* EXERCISE REQUIREMENTS
Extract every entry word for word. Skip the pictures.

--- START RECORD SET ---

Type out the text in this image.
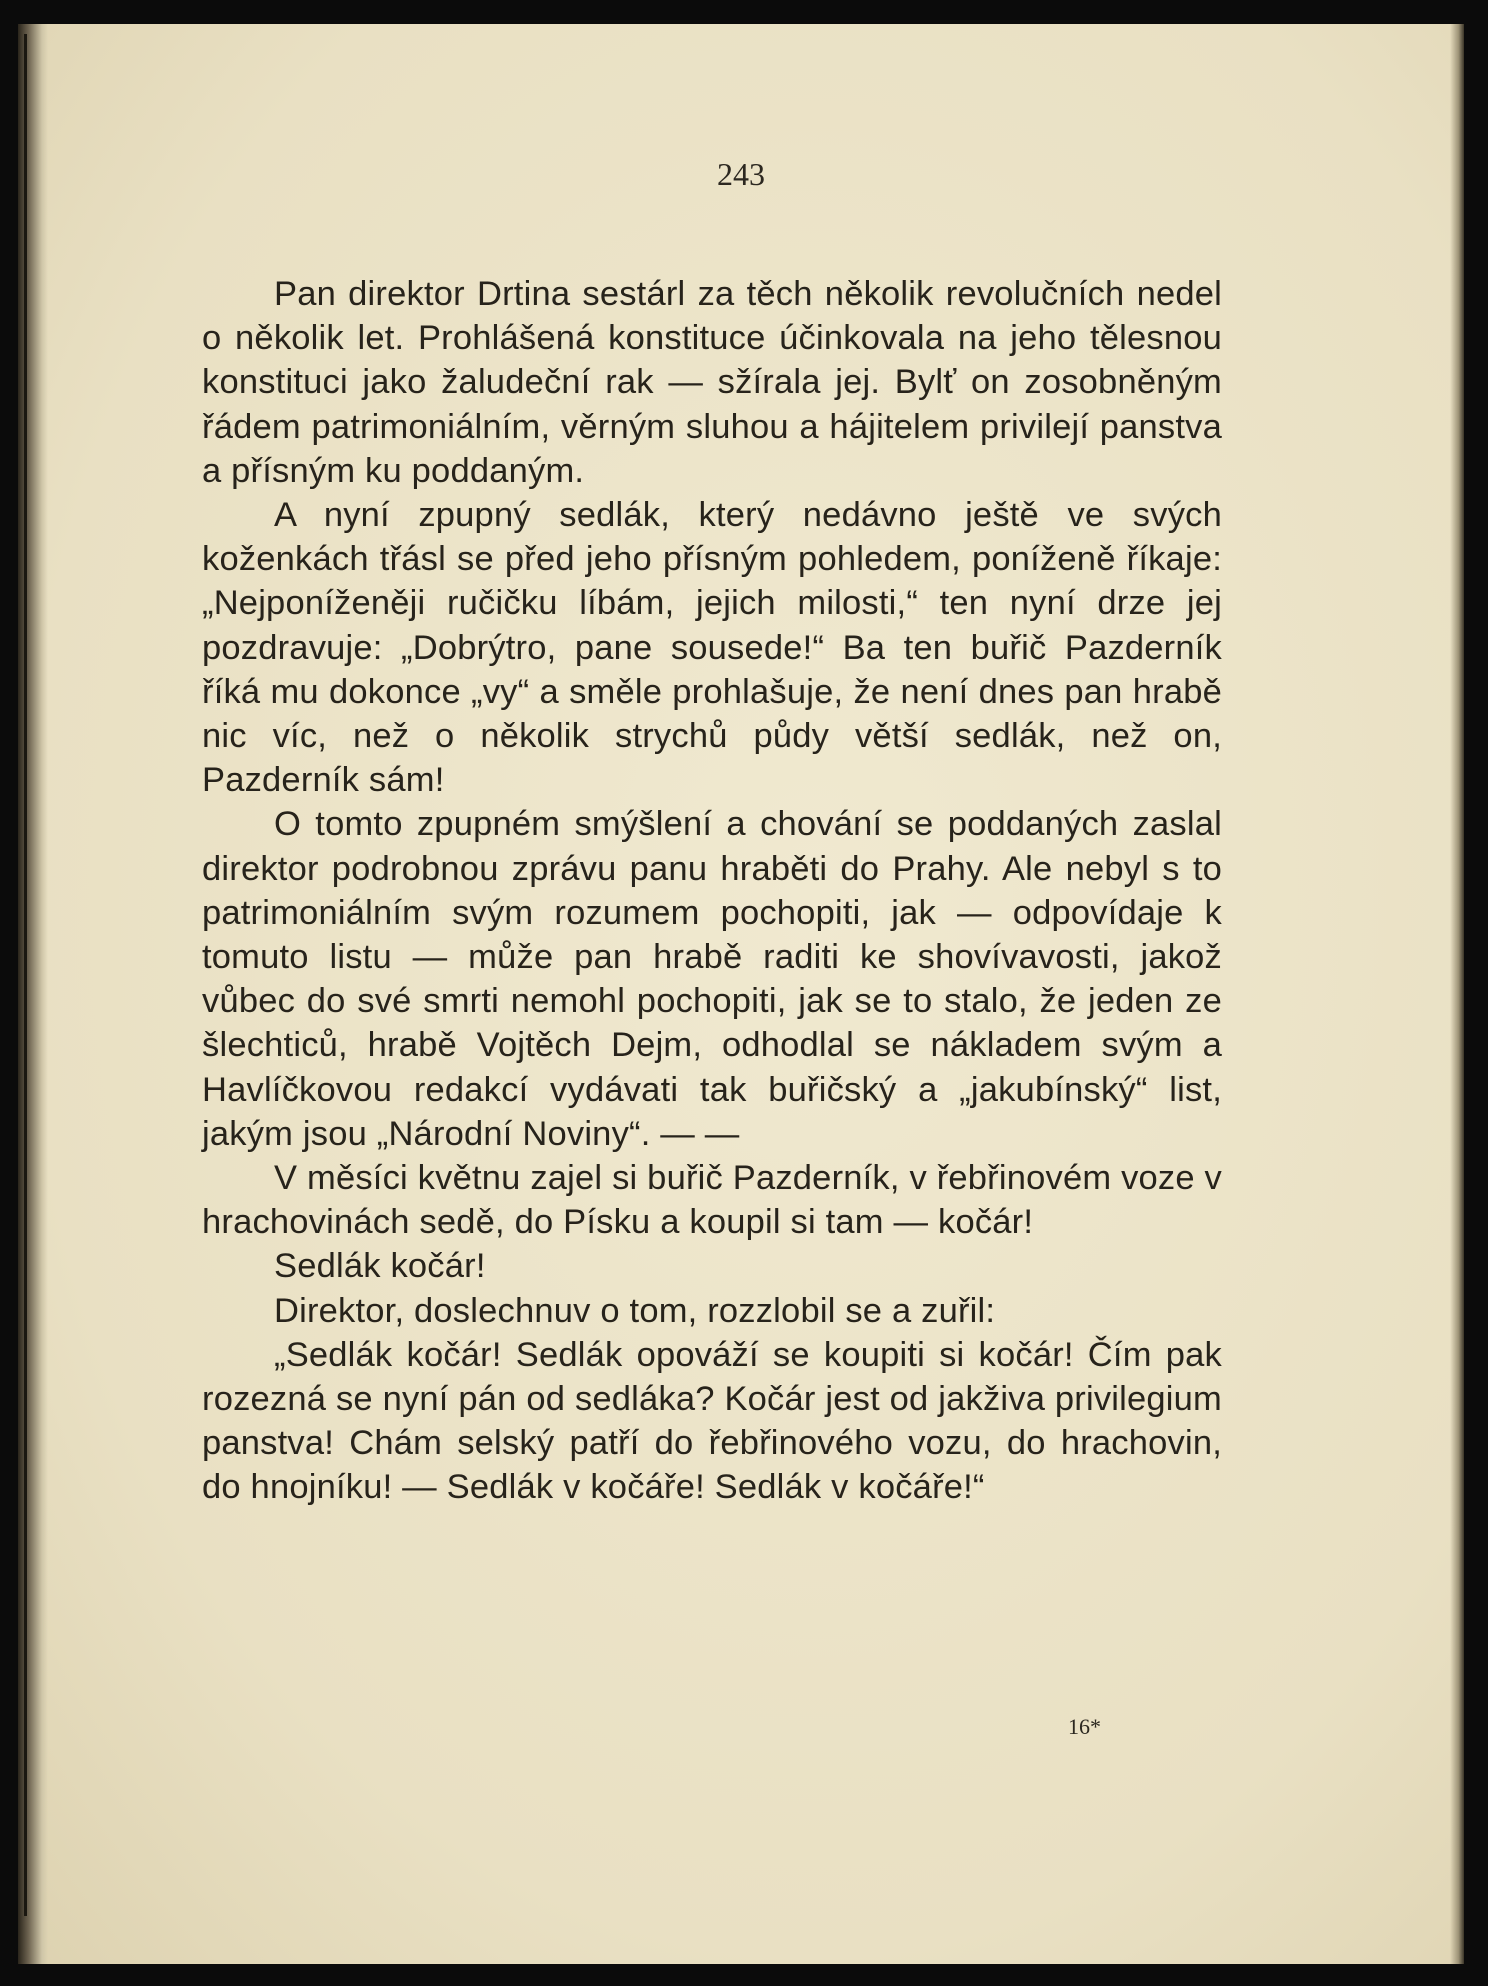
243

Pan direktor Drtina sestárl za těch několik revolučních nedel o několik let. Prohlášená konstituce účinkovala na jeho tělesnou konstituci jako žaludeční rak — sžírala jej. Bylť on zosobněným řádem patrimoniálním, věrným sluhou a hájitelem privilejí panstva a přísným ku poddaným.

A nyní zpupný sedlák, který nedávno ještě ve svých koženkách třásl se před jeho přísným pohledem, poníženě říkaje: „Nejponíženěji ručičku líbám, jejich milosti,“ ten nyní drze jej pozdravuje: „Dobrýtro, pane sousede!“ Ba ten buřič Pazderník říká mu dokonce „vy“ a směle prohlašuje, že není dnes pan hrabě nic víc, než o několik strychů půdy větší sedlák, než on, Pazderník sám!

O tomto zpupném smýšlení a chování se poddaných zaslal direktor podrobnou zprávu panu hraběti do Prahy. Ale nebyl s to patrimoniálním svým rozumem pochopiti, jak — odpovídaje k tomuto listu — může pan hrabě raditi ke shovívavosti, jakož vůbec do své smrti nemohl pochopiti, jak se to stalo, že jeden ze šlechticů, hrabě Vojtěch Dejm, odhodlal se nákladem svým a Havlíčkovou redakcí vydávati tak buřičský a „jakubínský“ list, jakým jsou „Národní Noviny“. — —

V měsíci květnu zajel si buřič Pazderník, v řebřinovém voze v hrachovinách sedě, do Písku a koupil si tam — kočár!

Sedlák kočár!

Direktor, doslechnuv o tom, rozzlobil se a zuřil:

„Sedlák kočár! Sedlák opováží se koupiti si kočár! Čím pak rozezná se nyní pán od sedláka? Kočár jest od jakživa privilegium panstva! Chám selský patří do řebřinového vozu, do hrachovin, do hnojníku! — Sedlák v kočáře! Sedlák v kočáře!“

16*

--- END RECORD SET ---

* FINAL RESULT
Type out the text in this image.
243

Pan direktor Drtina sestárl za těch několik revolučních nedel o několik let. Prohlášená konstituce účinkovala na jeho tělesnou konstituci jako žaludeční rak — sžírala jej. Bylť on zosobněným řádem patrimoniálním, věrným sluhou a hájitelem privilejí panstva a přísným ku poddaným.

A nyní zpupný sedlák, který nedávno ještě ve svých koženkách třásl se před jeho přísným pohledem, poníženě říkaje: „Nejponíženěji ručičku líbám, jejich milosti,“ ten nyní drze jej pozdravuje: „Dobrýtro, pane sousede!“ Ba ten buřič Pazderník říká mu dokonce „vy“ a směle prohlašuje, že není dnes pan hrabě nic víc, než o několik strychů půdy větší sedlák, než on, Pazderník sám!

O tomto zpupném smýšlení a chování se poddaných zaslal direktor podrobnou zprávu panu hraběti do Prahy. Ale nebyl s to patrimoniálním svým rozumem pochopiti, jak — odpovídaje k tomuto listu — může pan hrabě raditi ke shovívavosti, jakož vůbec do své smrti nemohl pochopiti, jak se to stalo, že jeden ze šlechticů, hrabě Vojtěch Dejm, odhodlal se nákladem svým a Havlíčkovou redakcí vydávati tak buřičský a „jakubínský“ list, jakým jsou „Národní Noviny“. — —

V měsíci květnu zajel si buřič Pazderník, v řebřinovém voze v hrachovinách sedě, do Písku a koupil si tam — kočár!

Sedlák kočár!

Direktor, doslechnuv o tom, rozzlobil se a zuřil:

„Sedlák kočár! Sedlák opováží se koupiti si kočár! Čím pak rozezná se nyní pán od sedláka? Kočár jest od jakživa privilegium panstva! Chám selský patří do řebřinového vozu, do hrachovin, do hnojníku! — Sedlák v kočáře! Sedlák v kočáře!“

16*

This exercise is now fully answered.